#### [Written problem]
Scan the entries below. List each line with "after".

#### [Input material]
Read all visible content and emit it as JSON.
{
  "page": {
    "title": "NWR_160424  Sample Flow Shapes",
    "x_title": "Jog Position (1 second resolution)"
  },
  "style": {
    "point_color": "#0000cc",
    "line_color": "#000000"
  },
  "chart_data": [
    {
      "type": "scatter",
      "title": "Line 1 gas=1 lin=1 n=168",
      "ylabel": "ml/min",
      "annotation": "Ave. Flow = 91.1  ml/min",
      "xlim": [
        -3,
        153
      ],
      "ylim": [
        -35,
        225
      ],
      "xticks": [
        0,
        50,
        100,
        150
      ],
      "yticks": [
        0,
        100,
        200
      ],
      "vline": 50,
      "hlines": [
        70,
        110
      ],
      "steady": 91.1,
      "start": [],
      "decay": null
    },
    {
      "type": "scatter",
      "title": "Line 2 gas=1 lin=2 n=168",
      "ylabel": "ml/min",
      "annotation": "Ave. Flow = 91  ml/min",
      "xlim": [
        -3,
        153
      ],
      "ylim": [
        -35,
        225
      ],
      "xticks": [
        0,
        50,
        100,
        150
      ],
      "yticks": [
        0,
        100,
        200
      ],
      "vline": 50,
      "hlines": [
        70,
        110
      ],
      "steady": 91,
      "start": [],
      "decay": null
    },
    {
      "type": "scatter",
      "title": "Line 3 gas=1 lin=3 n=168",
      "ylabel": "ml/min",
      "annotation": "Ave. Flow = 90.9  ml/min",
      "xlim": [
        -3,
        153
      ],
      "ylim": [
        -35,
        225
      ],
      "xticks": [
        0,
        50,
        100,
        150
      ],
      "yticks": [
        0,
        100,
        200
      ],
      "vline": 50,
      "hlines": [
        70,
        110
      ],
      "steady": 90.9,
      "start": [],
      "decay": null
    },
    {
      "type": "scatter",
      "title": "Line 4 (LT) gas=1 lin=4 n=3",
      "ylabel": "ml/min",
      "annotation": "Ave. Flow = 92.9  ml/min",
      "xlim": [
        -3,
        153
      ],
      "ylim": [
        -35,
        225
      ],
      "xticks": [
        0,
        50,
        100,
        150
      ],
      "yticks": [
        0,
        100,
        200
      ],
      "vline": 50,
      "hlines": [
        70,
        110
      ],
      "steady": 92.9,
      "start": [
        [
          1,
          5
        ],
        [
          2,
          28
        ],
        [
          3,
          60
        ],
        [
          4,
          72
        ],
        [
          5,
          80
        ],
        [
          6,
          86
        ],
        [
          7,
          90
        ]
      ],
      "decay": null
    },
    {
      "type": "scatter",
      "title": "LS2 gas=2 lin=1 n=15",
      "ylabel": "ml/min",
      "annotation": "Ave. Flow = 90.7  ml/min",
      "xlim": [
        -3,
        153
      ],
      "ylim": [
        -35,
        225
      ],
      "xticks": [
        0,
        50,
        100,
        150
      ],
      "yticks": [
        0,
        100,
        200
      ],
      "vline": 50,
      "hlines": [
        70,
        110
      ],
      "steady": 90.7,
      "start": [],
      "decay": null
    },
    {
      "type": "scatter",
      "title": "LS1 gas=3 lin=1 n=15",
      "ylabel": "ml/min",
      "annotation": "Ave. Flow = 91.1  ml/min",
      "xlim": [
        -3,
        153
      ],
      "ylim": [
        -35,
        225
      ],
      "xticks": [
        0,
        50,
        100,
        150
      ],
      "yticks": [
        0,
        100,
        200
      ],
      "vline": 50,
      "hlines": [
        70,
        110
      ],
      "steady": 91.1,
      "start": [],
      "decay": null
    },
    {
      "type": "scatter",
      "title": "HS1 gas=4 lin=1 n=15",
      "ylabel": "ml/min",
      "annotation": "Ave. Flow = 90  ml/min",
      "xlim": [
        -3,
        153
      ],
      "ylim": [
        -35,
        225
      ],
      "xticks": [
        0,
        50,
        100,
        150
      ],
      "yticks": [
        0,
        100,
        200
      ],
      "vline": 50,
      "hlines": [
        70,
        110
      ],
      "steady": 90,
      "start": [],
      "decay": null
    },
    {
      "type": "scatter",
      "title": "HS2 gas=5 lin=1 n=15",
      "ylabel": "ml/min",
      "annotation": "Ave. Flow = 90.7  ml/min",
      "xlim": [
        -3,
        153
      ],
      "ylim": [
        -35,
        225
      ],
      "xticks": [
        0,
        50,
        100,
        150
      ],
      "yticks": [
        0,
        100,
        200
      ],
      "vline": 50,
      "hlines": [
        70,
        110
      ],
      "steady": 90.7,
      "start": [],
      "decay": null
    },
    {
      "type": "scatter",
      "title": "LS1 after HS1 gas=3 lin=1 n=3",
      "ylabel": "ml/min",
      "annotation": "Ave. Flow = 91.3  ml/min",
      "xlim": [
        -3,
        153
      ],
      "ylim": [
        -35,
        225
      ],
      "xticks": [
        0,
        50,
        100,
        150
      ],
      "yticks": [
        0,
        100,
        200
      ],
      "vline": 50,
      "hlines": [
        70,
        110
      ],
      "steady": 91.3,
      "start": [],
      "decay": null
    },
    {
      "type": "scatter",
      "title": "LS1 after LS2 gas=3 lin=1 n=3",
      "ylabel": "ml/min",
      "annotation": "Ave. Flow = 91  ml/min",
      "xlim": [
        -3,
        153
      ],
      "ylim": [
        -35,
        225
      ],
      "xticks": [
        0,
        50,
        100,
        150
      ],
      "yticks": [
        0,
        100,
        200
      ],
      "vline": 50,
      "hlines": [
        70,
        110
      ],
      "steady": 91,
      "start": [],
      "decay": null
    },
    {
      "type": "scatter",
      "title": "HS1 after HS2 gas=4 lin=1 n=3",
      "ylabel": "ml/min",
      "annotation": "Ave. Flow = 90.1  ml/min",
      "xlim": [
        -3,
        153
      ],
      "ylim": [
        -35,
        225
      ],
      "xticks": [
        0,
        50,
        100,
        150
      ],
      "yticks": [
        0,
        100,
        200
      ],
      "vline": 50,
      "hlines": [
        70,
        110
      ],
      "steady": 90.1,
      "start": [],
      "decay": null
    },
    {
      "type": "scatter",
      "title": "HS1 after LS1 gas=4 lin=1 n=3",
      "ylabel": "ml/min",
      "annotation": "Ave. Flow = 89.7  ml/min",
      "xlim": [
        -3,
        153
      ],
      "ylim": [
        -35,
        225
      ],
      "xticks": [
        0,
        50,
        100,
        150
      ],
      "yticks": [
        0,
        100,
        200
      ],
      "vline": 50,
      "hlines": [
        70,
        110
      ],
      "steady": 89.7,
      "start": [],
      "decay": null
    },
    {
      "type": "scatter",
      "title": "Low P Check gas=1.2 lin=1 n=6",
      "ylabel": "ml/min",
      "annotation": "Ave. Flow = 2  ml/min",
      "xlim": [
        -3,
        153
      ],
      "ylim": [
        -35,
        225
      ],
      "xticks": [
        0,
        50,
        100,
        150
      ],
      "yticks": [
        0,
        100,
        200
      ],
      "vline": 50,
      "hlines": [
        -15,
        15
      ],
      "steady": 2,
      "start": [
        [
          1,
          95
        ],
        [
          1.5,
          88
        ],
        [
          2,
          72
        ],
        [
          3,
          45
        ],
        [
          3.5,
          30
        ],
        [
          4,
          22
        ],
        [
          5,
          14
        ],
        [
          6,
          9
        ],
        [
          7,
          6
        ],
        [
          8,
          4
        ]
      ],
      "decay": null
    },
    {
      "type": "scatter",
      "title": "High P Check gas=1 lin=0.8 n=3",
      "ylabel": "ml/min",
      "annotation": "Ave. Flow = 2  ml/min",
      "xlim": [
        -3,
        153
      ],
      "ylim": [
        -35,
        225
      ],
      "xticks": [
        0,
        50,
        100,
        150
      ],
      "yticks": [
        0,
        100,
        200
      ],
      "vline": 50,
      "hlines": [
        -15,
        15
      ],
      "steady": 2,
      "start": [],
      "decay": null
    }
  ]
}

#### [Exercise solution]
      "title": "LS1 after HS1 gas=3 lin=1 n=3",
      "title": "LS1 after LS2 gas=3 lin=1 n=3",
      "title": "HS1 after HS2 gas=4 lin=1 n=3",
      "title": "HS1 after LS1 gas=4 lin=1 n=3",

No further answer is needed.